§ **SHORT PROBLEM**
In every line of the records below, swap "divider" for "separator" and leave everything else unchanged. Leave the pictures out of your answer.
Begin SUPPLIED MATERIAL
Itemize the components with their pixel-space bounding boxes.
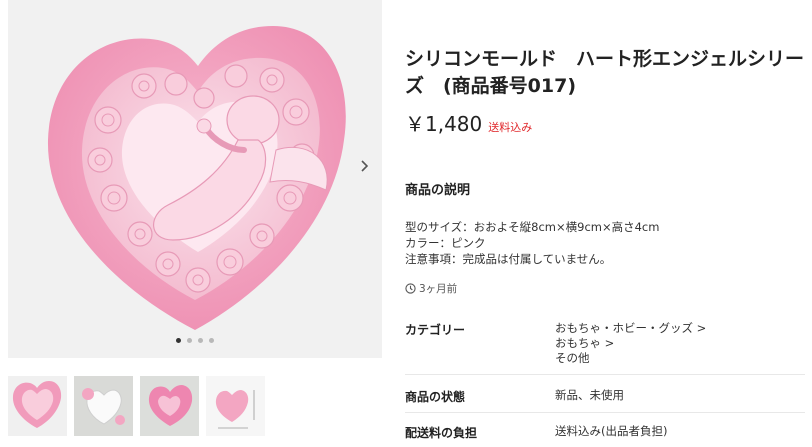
carousel-dot[interactable] [198,338,203,343]
carousel-dot[interactable] [176,338,181,343]
category-link-other[interactable]: その他 [555,351,706,366]
heart-mold-photo [47,26,346,330]
chevron-right-icon[interactable] [360,160,382,182]
product-title: シリコンモールド ハート形エンジェルシリーズ (商品番号017) [405,48,805,97]
carousel-dot[interactable] [187,338,192,343]
description-body: 型のサイズ：おおよそ縦8cm×横9cm×高さ4cm カラー：ピンク 注意事項：完… [405,219,659,267]
posted-time: 3ヶ月前 [405,281,457,296]
category-row: カテゴリー おもちゃ・ホビー・グッズ > おもちゃ > その他 [405,321,805,366]
shipping-fee-label: 配送料の負担 [405,426,478,440]
shipping-fee-value: 送料込み(出品者負担) [555,424,668,438]
clock-icon [405,283,416,294]
description-heading: 商品の説明 [405,183,471,198]
divider [405,374,805,375]
thumbnail-4[interactable] [206,376,265,436]
category-link-toys[interactable]: おもちゃ > [555,336,706,351]
description-line-size: 型のサイズ：おおよそ縦8cm×横9cm×高さ4cm [405,220,660,234]
description-line-color: カラー：ピンク [405,236,486,250]
description-line-note: 注意事項：完成品は付属していません。 [405,252,612,266]
divider [405,412,805,413]
carousel-dots [8,338,382,343]
shipping-fee-row: 配送料の負担 送料込み(出品者負担) [405,424,805,441]
price-row: ￥1,480 送料込み [405,108,532,137]
thumbnail-1[interactable] [8,376,67,436]
shipping-included-tag: 送料込み [488,121,533,134]
thumbnail-3[interactable] [140,376,199,436]
category-label: カテゴリー [405,323,466,337]
condition-label: 商品の状態 [405,390,466,404]
posted-time-text: 3ヶ月前 [419,283,458,295]
main-product-image[interactable] [8,0,382,358]
price: ￥1,480 [405,112,483,136]
thumbnail-2[interactable] [74,376,133,436]
condition-row: 商品の状態 新品、未使用 [405,388,805,405]
category-link-toys-hobby[interactable]: おもちゃ・ホビー・グッズ > [555,321,706,336]
thumbnail-strip [8,376,265,436]
condition-value: 新品、未使用 [555,388,624,402]
category-value: おもちゃ・ホビー・グッズ > おもちゃ > その他 [555,321,706,366]
carousel-dot[interactable] [209,338,214,343]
End SUPPLIED MATERIAL
§ **FINAL RESULT**
Itemize the components with their pixel-space bounding boxes.
carousel-dot[interactable] [198,338,203,343]
carousel-dot[interactable] [176,338,181,343]
category-link-other[interactable]: その他 [555,351,706,366]
heart-mold-photo [47,26,346,330]
chevron-right-icon[interactable] [360,160,382,182]
product-title: シリコンモールド ハート形エンジェルシリーズ (商品番号017) [405,48,805,97]
carousel-dot[interactable] [187,338,192,343]
description-body: 型のサイズ：おおよそ縦8cm×横9cm×高さ4cm カラー：ピンク 注意事項：完… [405,219,659,267]
posted-time: 3ヶ月前 [405,281,457,296]
category-row: カテゴリー おもちゃ・ホビー・グッズ > おもちゃ > その他 [405,321,805,366]
shipping-fee-label: 配送料の負担 [405,426,478,440]
shipping-fee-value: 送料込み(出品者負担) [555,424,668,438]
clock-icon [405,283,416,294]
description-heading: 商品の説明 [405,183,471,198]
separator [405,374,805,375]
thumbnail-4[interactable] [206,376,265,436]
category-link-toys[interactable]: おもちゃ > [555,336,706,351]
description-line-size: 型のサイズ：おおよそ縦8cm×横9cm×高さ4cm [405,220,660,234]
description-line-color: カラー：ピンク [405,236,486,250]
description-line-note: 注意事項：完成品は付属していません。 [405,252,612,266]
separator [405,412,805,413]
carousel-dots [8,338,382,343]
shipping-fee-row: 配送料の負担 送料込み(出品者負担) [405,424,805,441]
price-row: ￥1,480 送料込み [405,108,532,137]
thumbnail-1[interactable] [8,376,67,436]
shipping-included-tag: 送料込み [488,121,533,134]
thumbnail-3[interactable] [140,376,199,436]
category-label: カテゴリー [405,323,466,337]
condition-label: 商品の状態 [405,390,466,404]
posted-time-text: 3ヶ月前 [419,283,458,295]
main-product-image[interactable] [8,0,382,358]
price: ￥1,480 [405,112,483,136]
thumbnail-2[interactable] [74,376,133,436]
condition-row: 商品の状態 新品、未使用 [405,388,805,405]
category-link-toys-hobby[interactable]: おもちゃ・ホビー・グッズ > [555,321,706,336]
thumbnail-strip [8,376,265,436]
condition-value: 新品、未使用 [555,388,624,402]
category-value: おもちゃ・ホビー・グッズ > おもちゃ > その他 [555,321,706,366]
carousel-dot[interactable] [209,338,214,343]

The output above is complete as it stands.